INSTRUCTIONS TO FOLLOW ->
Gather all lines in the data that hold the string "microSv".
## start
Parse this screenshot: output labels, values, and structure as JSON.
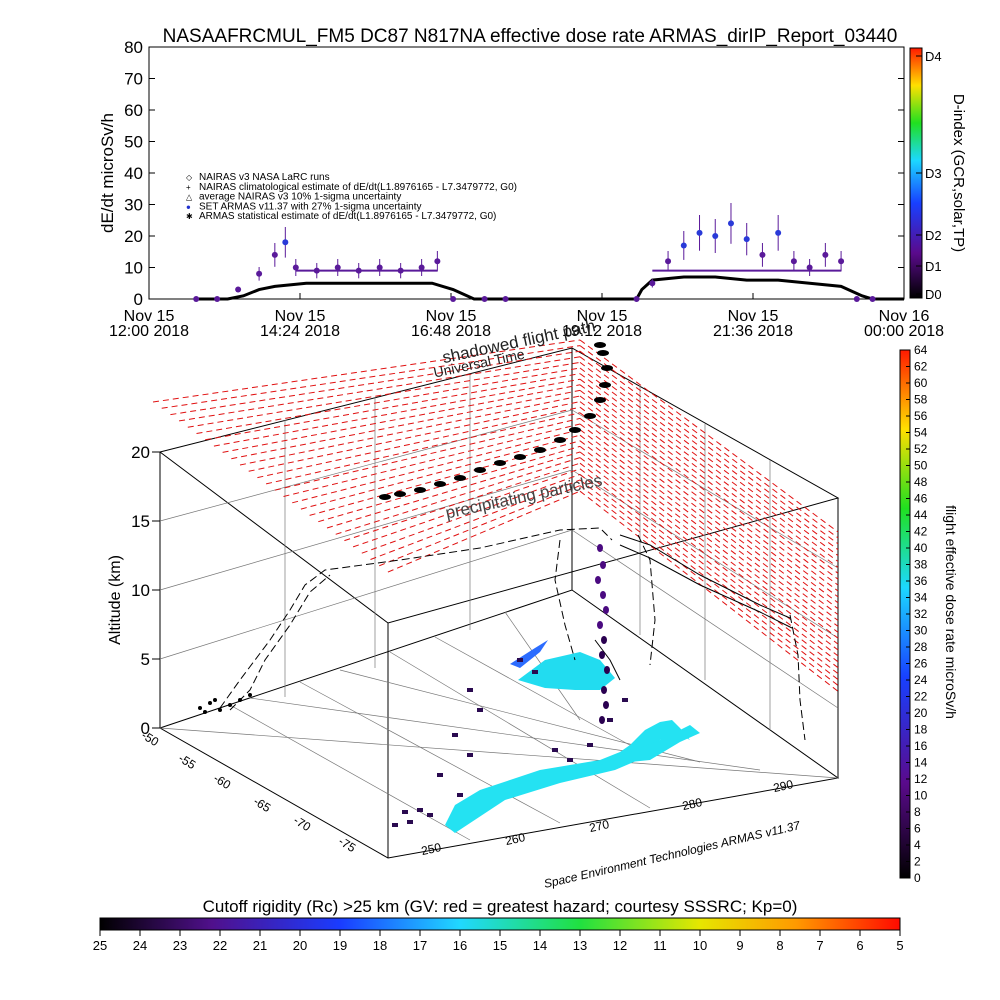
{
  "chart_data": [
    {
      "type": "scatter",
      "title": "NASAAFRCMUL_FM5 DC87 N817NA effective dose rate ARMAS_dirIP_Report_03440",
      "ylabel": "dE/dt microSv/h",
      "ylim": [
        0,
        80
      ],
      "yticks": [
        "0",
        "10",
        "20",
        "30",
        "40",
        "50",
        "60",
        "70",
        "80"
      ],
      "xticks": [
        {
          "line1": "Nov 15",
          "line2": "12:00 2018"
        },
        {
          "line1": "Nov 15",
          "line2": "14:24 2018"
        },
        {
          "line1": "Nov 15",
          "line2": "16:48 2018"
        },
        {
          "line1": "Nov 15",
          "line2": "19:12 2018"
        },
        {
          "line1": "Nov 15",
          "line2": "21:36 2018"
        },
        {
          "line1": "Nov 16",
          "line2": "00:00 2018"
        }
      ],
      "legend": [
        "NAIRAS v3 NASA LaRC runs",
        "NAIRAS climatological estimate of dE/dt(L1.8976165 - L7.3479772, G0)",
        "average NAIRAS v3 10% 1-sigma uncertainty",
        "SET ARMAS v11.37 with 27% 1-sigma uncertainty",
        "ARMAS statistical estimate of dE/dt(L1.8976165 - L7.3479772, G0)"
      ],
      "right_axis": {
        "label": "D-index (GCR,solar,TP)",
        "ticks": [
          "D0",
          "D1",
          "D2",
          "D3",
          "D4"
        ]
      },
      "series": [
        {
          "name": "SET ARMAS v11.37 with 27% 1-sigma uncertainty",
          "x": [
            "12:45",
            "13:05",
            "13:25",
            "13:45",
            "14:00",
            "14:10",
            "14:20",
            "14:40",
            "15:00",
            "15:20",
            "15:40",
            "16:00",
            "16:20",
            "16:35",
            "16:50",
            "17:20",
            "17:40",
            "19:45",
            "20:00",
            "20:15",
            "20:30",
            "20:45",
            "21:00",
            "21:15",
            "21:30",
            "21:45",
            "22:00",
            "22:15",
            "22:30",
            "22:45",
            "23:00",
            "23:15",
            "23:30"
          ],
          "y": [
            0,
            0,
            3,
            8,
            14,
            18,
            10,
            9,
            10,
            9,
            10,
            9,
            10,
            12,
            0,
            0,
            0,
            0,
            5,
            12,
            17,
            21,
            20,
            24,
            19,
            14,
            21,
            12,
            10,
            14,
            12,
            0,
            0
          ]
        },
        {
          "name": "NAIRAS climatological estimate of dE/dt(L1.8976165 - L7.3479772, G0)",
          "x": [
            "12:45",
            "13:15",
            "13:30",
            "13:45",
            "14:00",
            "14:30",
            "15:00",
            "15:30",
            "16:00",
            "16:30",
            "16:50",
            "17:10",
            "17:30",
            "19:45",
            "19:50",
            "20:00",
            "20:30",
            "21:00",
            "21:30",
            "22:00",
            "22:30",
            "23:00",
            "23:20",
            "23:30",
            "24:00"
          ],
          "y": [
            0,
            0,
            1,
            3,
            4,
            5,
            5,
            5,
            5,
            5,
            3,
            0,
            0,
            0,
            3,
            6,
            7,
            7,
            6,
            6,
            5,
            4,
            1,
            0,
            0
          ]
        }
      ]
    },
    {
      "type": "scatter",
      "title": "",
      "zlabel": "Altitude (km)",
      "zticks": [
        "0",
        "5",
        "10",
        "15",
        "20"
      ],
      "xticks": [
        "250",
        "260",
        "270",
        "280",
        "290"
      ],
      "yticks": [
        "-50",
        "-55",
        "-60",
        "-65",
        "-70",
        "-75"
      ],
      "annotations": [
        "shadowed flight path",
        "Universal Time",
        "precipitating particles"
      ],
      "colorbar": {
        "label": "flight effective dose rate microSv/h",
        "ticks": [
          "0",
          "2",
          "4",
          "6",
          "8",
          "10",
          "12",
          "14",
          "16",
          "18",
          "20",
          "22",
          "24",
          "26",
          "28",
          "30",
          "32",
          "34",
          "36",
          "38",
          "40",
          "42",
          "44",
          "46",
          "48",
          "50",
          "52",
          "54",
          "56",
          "58",
          "60",
          "62",
          "64"
        ]
      },
      "points": [
        {
          "lon": 252,
          "lat": -72,
          "alt": 12,
          "dose": 0
        },
        {
          "lon": 258,
          "lat": -70,
          "alt": 15,
          "dose": 0
        },
        {
          "lon": 265,
          "lat": -66,
          "alt": 18,
          "dose": 0
        },
        {
          "lon": 272,
          "lat": -62,
          "alt": 20,
          "dose": 0
        },
        {
          "lon": 278,
          "lat": -56,
          "alt": 22,
          "dose": 0
        },
        {
          "lon": 275,
          "lat": -60,
          "alt": 11,
          "dose": 6
        },
        {
          "lon": 273,
          "lat": -63,
          "alt": 9,
          "dose": 8
        },
        {
          "lon": 270,
          "lat": -66,
          "alt": 6,
          "dose": 6
        },
        {
          "lon": 268,
          "lat": -69,
          "alt": 4,
          "dose": 0
        },
        {
          "lon": 262,
          "lat": -72,
          "alt": 1,
          "dose": 0
        }
      ],
      "credit": "Space Environment Technologies ARMAS v11.37"
    },
    {
      "type": "heatmap",
      "title": "Cutoff rigidity (Rc) >25 km (GV: red = greatest hazard; courtesy SSSRC; Kp=0)",
      "ticks": [
        "25",
        "24",
        "23",
        "22",
        "21",
        "20",
        "19",
        "18",
        "17",
        "16",
        "15",
        "14",
        "13",
        "12",
        "11",
        "10",
        "9",
        "8",
        "7",
        "6",
        "5"
      ]
    }
  ]
}
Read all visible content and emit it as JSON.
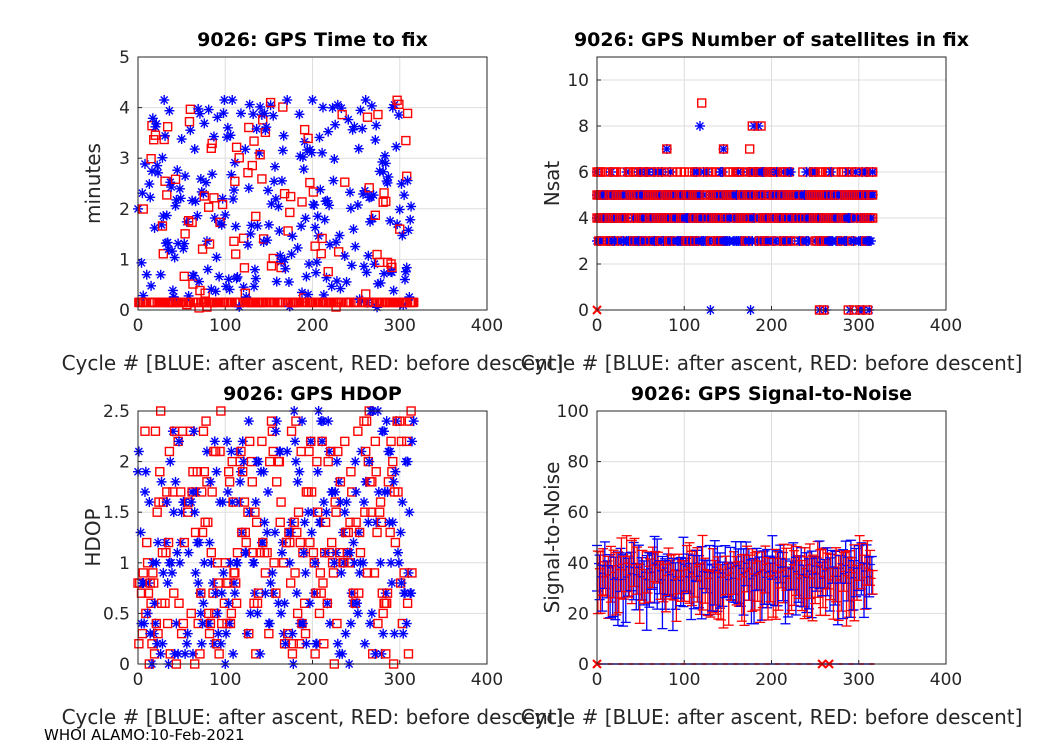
## end
ANSWER TO THIS EXERCISE ->
      "ylabel": "dE/dt microSv/h",
        "label": "flight effective dose rate microSv/h",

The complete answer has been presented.